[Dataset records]
****************

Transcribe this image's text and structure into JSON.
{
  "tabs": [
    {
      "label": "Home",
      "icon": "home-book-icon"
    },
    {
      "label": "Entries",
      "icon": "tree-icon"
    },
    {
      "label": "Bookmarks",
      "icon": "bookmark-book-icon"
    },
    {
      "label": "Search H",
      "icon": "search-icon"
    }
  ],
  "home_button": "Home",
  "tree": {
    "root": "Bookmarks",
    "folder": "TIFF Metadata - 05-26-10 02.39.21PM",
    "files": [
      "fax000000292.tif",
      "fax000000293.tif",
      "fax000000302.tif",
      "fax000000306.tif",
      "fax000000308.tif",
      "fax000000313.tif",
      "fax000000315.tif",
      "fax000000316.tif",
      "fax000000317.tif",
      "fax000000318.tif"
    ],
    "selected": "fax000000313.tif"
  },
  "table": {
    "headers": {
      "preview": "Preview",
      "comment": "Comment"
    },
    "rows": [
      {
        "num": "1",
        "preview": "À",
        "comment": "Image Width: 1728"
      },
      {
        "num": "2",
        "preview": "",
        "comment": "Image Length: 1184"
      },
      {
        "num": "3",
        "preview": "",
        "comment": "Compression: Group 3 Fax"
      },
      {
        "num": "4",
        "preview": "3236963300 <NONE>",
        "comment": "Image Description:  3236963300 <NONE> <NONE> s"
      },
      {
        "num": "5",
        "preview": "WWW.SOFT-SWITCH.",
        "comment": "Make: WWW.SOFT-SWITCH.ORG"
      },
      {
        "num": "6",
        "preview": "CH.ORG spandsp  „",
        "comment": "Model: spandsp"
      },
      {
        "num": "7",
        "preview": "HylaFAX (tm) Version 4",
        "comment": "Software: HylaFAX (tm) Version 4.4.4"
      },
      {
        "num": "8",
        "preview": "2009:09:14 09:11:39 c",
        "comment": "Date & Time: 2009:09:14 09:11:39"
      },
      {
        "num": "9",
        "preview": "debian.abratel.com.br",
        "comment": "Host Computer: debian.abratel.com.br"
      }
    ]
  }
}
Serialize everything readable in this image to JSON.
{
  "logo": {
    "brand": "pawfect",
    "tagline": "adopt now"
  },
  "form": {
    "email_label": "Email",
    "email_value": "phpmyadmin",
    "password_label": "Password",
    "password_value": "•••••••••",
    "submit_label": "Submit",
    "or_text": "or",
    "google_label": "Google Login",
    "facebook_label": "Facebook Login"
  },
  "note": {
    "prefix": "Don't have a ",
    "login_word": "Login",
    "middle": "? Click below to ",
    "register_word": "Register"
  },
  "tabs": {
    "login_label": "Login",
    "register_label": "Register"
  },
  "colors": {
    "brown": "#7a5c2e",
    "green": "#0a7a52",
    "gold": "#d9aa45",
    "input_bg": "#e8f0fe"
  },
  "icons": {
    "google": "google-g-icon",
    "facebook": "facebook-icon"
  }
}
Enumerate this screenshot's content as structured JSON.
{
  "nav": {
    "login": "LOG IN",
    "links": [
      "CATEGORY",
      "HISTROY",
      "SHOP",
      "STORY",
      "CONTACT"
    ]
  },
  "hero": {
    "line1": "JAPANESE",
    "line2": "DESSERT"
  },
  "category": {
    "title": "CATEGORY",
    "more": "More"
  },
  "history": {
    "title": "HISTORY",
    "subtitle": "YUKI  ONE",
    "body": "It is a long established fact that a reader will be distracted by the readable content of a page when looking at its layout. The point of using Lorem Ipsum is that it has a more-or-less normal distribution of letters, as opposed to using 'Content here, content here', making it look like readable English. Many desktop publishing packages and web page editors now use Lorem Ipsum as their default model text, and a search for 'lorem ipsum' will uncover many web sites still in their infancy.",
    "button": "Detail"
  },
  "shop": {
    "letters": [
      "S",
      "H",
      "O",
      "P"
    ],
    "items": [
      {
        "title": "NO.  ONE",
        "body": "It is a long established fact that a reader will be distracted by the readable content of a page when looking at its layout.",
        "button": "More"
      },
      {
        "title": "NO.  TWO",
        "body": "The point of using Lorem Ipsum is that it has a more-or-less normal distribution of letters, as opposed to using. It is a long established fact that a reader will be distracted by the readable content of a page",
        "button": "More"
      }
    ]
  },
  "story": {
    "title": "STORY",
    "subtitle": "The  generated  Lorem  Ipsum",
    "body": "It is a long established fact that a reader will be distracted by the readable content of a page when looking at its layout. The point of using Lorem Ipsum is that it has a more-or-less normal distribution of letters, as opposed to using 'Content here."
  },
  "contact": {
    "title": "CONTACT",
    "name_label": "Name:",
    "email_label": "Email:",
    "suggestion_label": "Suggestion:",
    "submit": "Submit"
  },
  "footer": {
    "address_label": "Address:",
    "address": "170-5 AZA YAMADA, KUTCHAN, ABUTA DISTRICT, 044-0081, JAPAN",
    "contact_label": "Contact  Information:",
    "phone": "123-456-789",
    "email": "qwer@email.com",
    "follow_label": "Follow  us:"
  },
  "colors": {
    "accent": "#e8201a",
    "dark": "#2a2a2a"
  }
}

****************

_Your goal_
Provide an exact reproduction of all the entries shown above.

_Exercise response_
Transcribe this image's text and structure into JSON.
{
  "tabs": [
    {
      "label": "Home",
      "icon": "home-book-icon"
    },
    {
      "label": "Entries",
      "icon": "tree-icon"
    },
    {
      "label": "Bookmarks",
      "icon": "bookmark-book-icon"
    },
    {
      "label": "Search H",
      "icon": "search-icon"
    }
  ],
  "home_button": "Home",
  "tree": {
    "root": "Bookmarks",
    "folder": "TIFF Metadata - 05-26-10 02.39.21PM",
    "files": [
      "fax000000292.tif",
      "fax000000293.tif",
      "fax000000302.tif",
      "fax000000306.tif",
      "fax000000308.tif",
      "fax000000313.tif",
      "fax000000315.tif",
      "fax000000316.tif",
      "fax000000317.tif",
      "fax000000318.tif"
    ],
    "selected": "fax000000313.tif"
  },
  "table": {
    "headers": {
      "preview": "Preview",
      "comment": "Comment"
    },
    "rows": [
      {
        "num": "1",
        "preview": "À",
        "comment": "Image Width: 1728"
      },
      {
        "num": "2",
        "preview": "",
        "comment": "Image Length: 1184"
      },
      {
        "num": "3",
        "preview": "",
        "comment": "Compression: Group 3 Fax"
      },
      {
        "num": "4",
        "preview": "3236963300 <NONE>",
        "comment": "Image Description:  3236963300 <NONE> <NONE> s"
      },
      {
        "num": "5",
        "preview": "WWW.SOFT-SWITCH.",
        "comment": "Make: WWW.SOFT-SWITCH.ORG"
      },
      {
        "num": "6",
        "preview": "CH.ORG spandsp  „",
        "comment": "Model: spandsp"
      },
      {
        "num": "7",
        "preview": "HylaFAX (tm) Version 4",
        "comment": "Software: HylaFAX (tm) Version 4.4.4"
      },
      {
        "num": "8",
        "preview": "2009:09:14 09:11:39 c",
        "comment": "Date & Time: 2009:09:14 09:11:39"
      },
      {
        "num": "9",
        "preview": "debian.abratel.com.br",
        "comment": "Host Computer: debian.abratel.com.br"
      }
    ]
  }
}
Serialize everything readable in this image to JSON.
{
  "logo": {
    "brand": "pawfect",
    "tagline": "adopt now"
  },
  "form": {
    "email_label": "Email",
    "email_value": "phpmyadmin",
    "password_label": "Password",
    "password_value": "•••••••••",
    "submit_label": "Submit",
    "or_text": "or",
    "google_label": "Google Login",
    "facebook_label": "Facebook Login"
  },
  "note": {
    "prefix": "Don't have a ",
    "login_word": "Login",
    "middle": "? Click below to ",
    "register_word": "Register"
  },
  "tabs": {
    "login_label": "Login",
    "register_label": "Register"
  },
  "colors": {
    "brown": "#7a5c2e",
    "green": "#0a7a52",
    "gold": "#d9aa45",
    "input_bg": "#e8f0fe"
  },
  "icons": {
    "google": "google-g-icon",
    "facebook": "facebook-icon"
  }
}
Enumerate this screenshot's content as structured JSON.
{
  "nav": {
    "login": "LOG IN",
    "links": [
      "CATEGORY",
      "HISTROY",
      "SHOP",
      "STORY",
      "CONTACT"
    ]
  },
  "hero": {
    "line1": "JAPANESE",
    "line2": "DESSERT"
  },
  "category": {
    "title": "CATEGORY",
    "more": "More"
  },
  "history": {
    "title": "HISTORY",
    "subtitle": "YUKI  ONE",
    "body": "It is a long established fact that a reader will be distracted by the readable content of a page when looking at its layout. The point of using Lorem Ipsum is that it has a more-or-less normal distribution of letters, as opposed to using 'Content here, content here', making it look like readable English. Many desktop publishing packages and web page editors now use Lorem Ipsum as their default model text, and a search for 'lorem ipsum' will uncover many web sites still in their infancy.",
    "button": "Detail"
  },
  "shop": {
    "letters": [
      "S",
      "H",
      "O",
      "P"
    ],
    "items": [
      {
        "title": "NO.  ONE",
        "body": "It is a long established fact that a reader will be distracted by the readable content of a page when looking at its layout.",
        "button": "More"
      },
      {
        "title": "NO.  TWO",
        "body": "The point of using Lorem Ipsum is that it has a more-or-less normal distribution of letters, as opposed to using. It is a long established fact that a reader will be distracted by the readable content of a page",
        "button": "More"
      }
    ]
  },
  "story": {
    "title": "STORY",
    "subtitle": "The  generated  Lorem  Ipsum",
    "body": "It is a long established fact that a reader will be distracted by the readable content of a page when looking at its layout. The point of using Lorem Ipsum is that it has a more-or-less normal distribution of letters, as opposed to using 'Content here."
  },
  "contact": {
    "title": "CONTACT",
    "name_label": "Name:",
    "email_label": "Email:",
    "suggestion_label": "Suggestion:",
    "submit": "Submit"
  },
  "footer": {
    "address_label": "Address:",
    "address": "170-5 AZA YAMADA, KUTCHAN, ABUTA DISTRICT, 044-0081, JAPAN",
    "contact_label": "Contact  Information:",
    "phone": "123-456-789",
    "email": "qwer@email.com",
    "follow_label": "Follow  us:"
  },
  "colors": {
    "accent": "#e8201a",
    "dark": "#2a2a2a"
  }
}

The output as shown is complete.